Data listing:
:::::

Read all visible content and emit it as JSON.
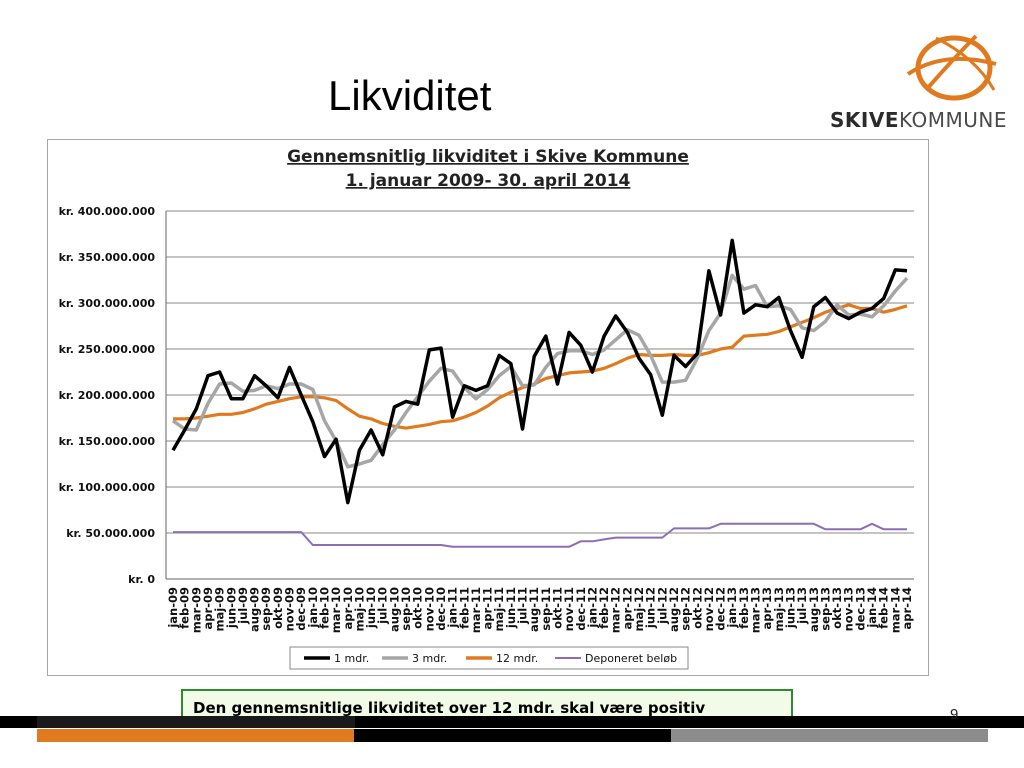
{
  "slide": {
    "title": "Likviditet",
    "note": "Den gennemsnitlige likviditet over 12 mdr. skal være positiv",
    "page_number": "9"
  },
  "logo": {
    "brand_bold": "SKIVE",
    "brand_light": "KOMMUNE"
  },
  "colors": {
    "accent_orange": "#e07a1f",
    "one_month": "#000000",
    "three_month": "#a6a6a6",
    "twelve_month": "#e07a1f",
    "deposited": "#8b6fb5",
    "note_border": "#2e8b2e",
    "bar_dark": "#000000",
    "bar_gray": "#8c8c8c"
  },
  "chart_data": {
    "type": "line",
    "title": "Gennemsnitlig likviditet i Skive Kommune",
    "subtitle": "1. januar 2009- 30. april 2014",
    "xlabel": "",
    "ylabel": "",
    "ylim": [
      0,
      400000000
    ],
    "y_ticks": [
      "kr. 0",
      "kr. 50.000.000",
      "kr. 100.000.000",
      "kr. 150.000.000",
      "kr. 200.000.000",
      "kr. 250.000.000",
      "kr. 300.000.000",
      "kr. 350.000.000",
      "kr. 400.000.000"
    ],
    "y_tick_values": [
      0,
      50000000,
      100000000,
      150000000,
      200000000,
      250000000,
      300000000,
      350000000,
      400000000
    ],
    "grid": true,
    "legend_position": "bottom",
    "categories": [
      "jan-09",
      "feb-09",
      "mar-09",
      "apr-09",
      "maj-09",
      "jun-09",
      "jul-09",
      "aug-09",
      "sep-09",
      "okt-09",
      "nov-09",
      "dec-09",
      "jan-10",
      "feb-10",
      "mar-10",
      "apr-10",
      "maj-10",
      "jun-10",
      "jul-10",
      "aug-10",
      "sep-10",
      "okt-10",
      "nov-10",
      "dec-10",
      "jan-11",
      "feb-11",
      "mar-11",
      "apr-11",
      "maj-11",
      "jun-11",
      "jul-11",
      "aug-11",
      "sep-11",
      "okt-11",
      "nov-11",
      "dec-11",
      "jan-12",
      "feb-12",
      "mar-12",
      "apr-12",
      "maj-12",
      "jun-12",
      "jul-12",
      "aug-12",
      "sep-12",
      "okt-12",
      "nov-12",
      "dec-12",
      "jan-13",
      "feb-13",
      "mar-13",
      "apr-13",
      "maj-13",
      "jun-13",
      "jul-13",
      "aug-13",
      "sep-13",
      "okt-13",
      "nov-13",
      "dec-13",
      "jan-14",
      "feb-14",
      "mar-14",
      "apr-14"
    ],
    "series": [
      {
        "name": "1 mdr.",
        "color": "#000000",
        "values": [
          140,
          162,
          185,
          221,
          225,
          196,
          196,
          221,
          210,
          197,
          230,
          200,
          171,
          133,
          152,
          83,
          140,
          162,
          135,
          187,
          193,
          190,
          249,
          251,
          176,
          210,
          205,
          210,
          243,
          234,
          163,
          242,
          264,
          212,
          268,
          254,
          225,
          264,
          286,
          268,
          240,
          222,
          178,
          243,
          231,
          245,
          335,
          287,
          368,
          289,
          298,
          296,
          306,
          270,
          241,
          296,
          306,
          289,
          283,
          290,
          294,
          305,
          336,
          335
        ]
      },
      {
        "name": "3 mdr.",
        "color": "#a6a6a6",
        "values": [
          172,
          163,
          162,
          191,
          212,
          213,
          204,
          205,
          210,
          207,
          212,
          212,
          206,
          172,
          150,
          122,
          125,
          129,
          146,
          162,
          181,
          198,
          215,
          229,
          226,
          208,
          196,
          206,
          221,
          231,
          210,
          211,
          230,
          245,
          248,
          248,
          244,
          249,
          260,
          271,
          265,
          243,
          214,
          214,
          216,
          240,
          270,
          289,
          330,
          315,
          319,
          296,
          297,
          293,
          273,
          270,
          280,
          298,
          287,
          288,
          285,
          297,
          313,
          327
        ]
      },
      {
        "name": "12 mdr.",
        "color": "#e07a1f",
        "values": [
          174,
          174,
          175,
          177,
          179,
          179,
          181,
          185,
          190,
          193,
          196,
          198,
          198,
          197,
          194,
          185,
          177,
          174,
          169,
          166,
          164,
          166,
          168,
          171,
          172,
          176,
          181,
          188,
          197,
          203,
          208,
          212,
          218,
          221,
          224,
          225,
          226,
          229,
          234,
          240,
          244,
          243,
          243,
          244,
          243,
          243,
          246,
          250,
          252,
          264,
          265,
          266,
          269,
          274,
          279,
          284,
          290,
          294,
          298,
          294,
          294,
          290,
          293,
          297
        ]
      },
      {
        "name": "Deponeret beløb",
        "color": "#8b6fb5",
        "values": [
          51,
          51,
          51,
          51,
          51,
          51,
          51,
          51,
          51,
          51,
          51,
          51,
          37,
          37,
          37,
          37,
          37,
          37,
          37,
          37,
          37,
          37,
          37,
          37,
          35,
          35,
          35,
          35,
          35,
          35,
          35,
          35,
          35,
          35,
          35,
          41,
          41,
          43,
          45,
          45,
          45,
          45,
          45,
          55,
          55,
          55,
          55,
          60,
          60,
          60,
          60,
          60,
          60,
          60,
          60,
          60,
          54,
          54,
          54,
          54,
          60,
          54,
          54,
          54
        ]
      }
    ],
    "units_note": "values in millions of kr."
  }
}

:::::

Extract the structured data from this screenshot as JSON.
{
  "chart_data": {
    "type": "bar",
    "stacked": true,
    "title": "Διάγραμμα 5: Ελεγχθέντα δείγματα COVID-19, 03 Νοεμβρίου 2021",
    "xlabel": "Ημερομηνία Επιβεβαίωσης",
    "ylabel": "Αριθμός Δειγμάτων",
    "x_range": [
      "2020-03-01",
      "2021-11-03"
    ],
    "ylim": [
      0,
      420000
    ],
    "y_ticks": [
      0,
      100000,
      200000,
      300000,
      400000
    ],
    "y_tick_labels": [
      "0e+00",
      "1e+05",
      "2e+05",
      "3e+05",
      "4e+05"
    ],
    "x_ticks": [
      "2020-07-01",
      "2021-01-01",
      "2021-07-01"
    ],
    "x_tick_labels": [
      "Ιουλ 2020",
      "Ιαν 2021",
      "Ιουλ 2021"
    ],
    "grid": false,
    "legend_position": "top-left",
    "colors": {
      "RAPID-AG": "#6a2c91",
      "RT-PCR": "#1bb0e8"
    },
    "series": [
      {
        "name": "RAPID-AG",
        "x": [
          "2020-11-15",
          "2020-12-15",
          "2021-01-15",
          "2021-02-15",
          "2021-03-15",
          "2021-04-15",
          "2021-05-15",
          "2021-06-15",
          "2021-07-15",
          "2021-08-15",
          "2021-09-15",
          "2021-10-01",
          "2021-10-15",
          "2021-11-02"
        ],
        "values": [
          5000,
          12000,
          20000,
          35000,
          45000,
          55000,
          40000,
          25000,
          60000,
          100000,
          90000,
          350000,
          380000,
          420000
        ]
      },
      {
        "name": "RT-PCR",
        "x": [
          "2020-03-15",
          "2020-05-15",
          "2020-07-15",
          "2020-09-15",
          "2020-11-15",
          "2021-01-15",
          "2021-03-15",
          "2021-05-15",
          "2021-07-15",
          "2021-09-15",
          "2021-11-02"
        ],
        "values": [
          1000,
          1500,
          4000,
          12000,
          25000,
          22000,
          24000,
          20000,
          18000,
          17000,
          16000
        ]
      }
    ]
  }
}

:::::

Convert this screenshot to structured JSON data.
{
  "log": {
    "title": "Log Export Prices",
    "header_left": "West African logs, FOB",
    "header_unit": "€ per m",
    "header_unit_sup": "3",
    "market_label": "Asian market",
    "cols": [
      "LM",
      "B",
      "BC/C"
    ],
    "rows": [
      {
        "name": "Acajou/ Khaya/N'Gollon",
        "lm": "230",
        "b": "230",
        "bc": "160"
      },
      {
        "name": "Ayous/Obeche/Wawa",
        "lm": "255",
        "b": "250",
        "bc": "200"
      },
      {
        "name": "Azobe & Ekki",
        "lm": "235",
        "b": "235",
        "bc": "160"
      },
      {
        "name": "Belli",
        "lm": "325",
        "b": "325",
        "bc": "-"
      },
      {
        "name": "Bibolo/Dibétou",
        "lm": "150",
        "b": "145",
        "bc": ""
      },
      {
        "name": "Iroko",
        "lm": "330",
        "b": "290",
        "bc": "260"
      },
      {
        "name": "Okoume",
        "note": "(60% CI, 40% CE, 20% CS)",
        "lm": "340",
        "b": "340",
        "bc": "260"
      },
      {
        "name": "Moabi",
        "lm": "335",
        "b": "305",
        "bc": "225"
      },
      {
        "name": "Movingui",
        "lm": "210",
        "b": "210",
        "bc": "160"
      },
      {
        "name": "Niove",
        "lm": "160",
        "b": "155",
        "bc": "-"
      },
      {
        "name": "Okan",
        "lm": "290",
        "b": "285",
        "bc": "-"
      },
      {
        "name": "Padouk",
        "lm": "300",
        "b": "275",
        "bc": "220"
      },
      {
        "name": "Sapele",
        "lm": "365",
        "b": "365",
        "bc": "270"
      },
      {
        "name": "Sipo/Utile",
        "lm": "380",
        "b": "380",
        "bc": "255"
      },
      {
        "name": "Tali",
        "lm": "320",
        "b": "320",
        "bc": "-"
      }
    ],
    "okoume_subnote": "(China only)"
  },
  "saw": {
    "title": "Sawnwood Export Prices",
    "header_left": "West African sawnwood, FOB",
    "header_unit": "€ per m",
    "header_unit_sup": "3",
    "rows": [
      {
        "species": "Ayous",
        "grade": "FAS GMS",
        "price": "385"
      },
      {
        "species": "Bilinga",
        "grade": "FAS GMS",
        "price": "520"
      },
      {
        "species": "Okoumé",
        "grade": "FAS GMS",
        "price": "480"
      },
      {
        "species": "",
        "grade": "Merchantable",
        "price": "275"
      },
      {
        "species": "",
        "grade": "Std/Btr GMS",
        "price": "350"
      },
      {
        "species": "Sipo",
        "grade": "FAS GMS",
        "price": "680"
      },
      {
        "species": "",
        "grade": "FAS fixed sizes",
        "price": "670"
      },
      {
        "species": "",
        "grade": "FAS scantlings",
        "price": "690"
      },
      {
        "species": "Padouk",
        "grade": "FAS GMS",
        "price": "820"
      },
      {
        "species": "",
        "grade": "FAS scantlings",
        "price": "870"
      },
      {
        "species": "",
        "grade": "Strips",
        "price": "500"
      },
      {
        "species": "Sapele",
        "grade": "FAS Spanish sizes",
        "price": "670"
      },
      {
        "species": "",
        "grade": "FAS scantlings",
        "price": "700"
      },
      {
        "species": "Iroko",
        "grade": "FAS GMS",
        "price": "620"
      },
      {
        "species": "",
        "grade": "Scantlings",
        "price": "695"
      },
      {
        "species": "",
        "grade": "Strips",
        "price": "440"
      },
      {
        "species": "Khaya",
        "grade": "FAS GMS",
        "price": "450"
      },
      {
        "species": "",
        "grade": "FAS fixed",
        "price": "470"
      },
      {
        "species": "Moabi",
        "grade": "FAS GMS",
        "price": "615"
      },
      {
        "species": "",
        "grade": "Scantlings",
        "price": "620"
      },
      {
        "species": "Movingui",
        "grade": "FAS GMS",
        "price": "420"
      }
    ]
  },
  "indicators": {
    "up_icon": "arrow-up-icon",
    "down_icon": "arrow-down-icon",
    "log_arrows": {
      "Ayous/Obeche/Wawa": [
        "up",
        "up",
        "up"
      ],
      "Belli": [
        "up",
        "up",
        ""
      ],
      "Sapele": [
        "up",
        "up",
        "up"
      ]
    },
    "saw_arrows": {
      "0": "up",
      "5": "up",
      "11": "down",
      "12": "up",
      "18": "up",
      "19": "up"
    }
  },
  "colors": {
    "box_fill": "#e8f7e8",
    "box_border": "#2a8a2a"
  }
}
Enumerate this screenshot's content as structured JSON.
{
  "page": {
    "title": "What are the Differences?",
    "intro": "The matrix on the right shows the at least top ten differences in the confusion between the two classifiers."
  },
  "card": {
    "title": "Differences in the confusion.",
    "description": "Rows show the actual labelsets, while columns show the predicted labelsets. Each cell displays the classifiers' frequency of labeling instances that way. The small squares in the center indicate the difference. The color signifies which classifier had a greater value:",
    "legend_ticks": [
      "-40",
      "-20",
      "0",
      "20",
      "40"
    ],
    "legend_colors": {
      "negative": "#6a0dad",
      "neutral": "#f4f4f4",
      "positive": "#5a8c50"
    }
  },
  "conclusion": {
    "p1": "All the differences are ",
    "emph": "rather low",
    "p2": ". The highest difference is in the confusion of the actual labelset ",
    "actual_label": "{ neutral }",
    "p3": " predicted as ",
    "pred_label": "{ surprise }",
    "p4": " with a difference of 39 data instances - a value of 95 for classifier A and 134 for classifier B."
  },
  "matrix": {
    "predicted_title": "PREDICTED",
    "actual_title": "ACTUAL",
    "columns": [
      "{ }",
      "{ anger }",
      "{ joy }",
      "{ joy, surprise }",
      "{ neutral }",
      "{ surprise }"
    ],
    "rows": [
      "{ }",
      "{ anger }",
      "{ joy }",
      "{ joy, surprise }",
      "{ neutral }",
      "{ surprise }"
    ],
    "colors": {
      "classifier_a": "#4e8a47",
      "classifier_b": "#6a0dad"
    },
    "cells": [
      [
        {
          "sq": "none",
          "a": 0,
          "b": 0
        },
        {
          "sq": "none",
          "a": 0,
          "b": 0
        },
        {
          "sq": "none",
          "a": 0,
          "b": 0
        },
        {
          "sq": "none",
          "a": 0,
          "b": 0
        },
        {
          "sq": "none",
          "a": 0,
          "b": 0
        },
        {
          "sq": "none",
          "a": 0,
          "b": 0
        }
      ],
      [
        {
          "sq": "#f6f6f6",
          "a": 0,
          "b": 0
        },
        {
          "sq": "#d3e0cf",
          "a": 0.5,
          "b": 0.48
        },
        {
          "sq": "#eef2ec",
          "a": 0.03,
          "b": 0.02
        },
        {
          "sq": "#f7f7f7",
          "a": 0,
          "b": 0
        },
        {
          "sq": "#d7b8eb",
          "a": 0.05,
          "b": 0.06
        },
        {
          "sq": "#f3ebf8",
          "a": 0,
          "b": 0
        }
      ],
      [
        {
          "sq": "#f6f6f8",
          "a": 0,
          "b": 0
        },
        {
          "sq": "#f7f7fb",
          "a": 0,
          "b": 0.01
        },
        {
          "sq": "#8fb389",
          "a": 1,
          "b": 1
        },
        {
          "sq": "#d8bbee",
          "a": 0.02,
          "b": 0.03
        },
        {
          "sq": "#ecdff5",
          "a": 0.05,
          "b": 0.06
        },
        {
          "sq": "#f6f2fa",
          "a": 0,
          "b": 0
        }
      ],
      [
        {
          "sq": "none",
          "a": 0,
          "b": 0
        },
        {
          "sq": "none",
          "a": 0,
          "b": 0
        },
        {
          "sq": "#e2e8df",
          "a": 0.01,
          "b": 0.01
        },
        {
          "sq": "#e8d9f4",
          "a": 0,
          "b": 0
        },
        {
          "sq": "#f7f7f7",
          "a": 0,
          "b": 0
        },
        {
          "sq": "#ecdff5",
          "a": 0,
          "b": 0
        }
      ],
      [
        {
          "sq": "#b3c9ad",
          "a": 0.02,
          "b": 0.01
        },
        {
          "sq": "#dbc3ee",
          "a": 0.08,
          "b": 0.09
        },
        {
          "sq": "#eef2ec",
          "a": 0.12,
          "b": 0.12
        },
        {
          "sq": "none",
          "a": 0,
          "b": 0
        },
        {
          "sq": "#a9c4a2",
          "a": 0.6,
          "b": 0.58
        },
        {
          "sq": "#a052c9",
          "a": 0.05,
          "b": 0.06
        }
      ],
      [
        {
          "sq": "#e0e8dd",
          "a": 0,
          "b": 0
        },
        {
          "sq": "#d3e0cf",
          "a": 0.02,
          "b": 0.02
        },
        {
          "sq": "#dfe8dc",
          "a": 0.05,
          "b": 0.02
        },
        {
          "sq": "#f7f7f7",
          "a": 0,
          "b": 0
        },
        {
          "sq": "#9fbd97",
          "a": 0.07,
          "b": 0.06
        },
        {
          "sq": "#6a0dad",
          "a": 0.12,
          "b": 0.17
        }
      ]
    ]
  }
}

:::::

REQUEST:
Your task is to gather every line with the word "columns" and copy it.

EXERCISE ANSWER:
    "description": "Rows show the actual labelsets, while columns show the predicted labelsets. Each cell displays the classifiers' frequency of labeling instances that way. The small squares in the center indicate the difference. The color signifies which classifier had a greater value:",
    "columns": [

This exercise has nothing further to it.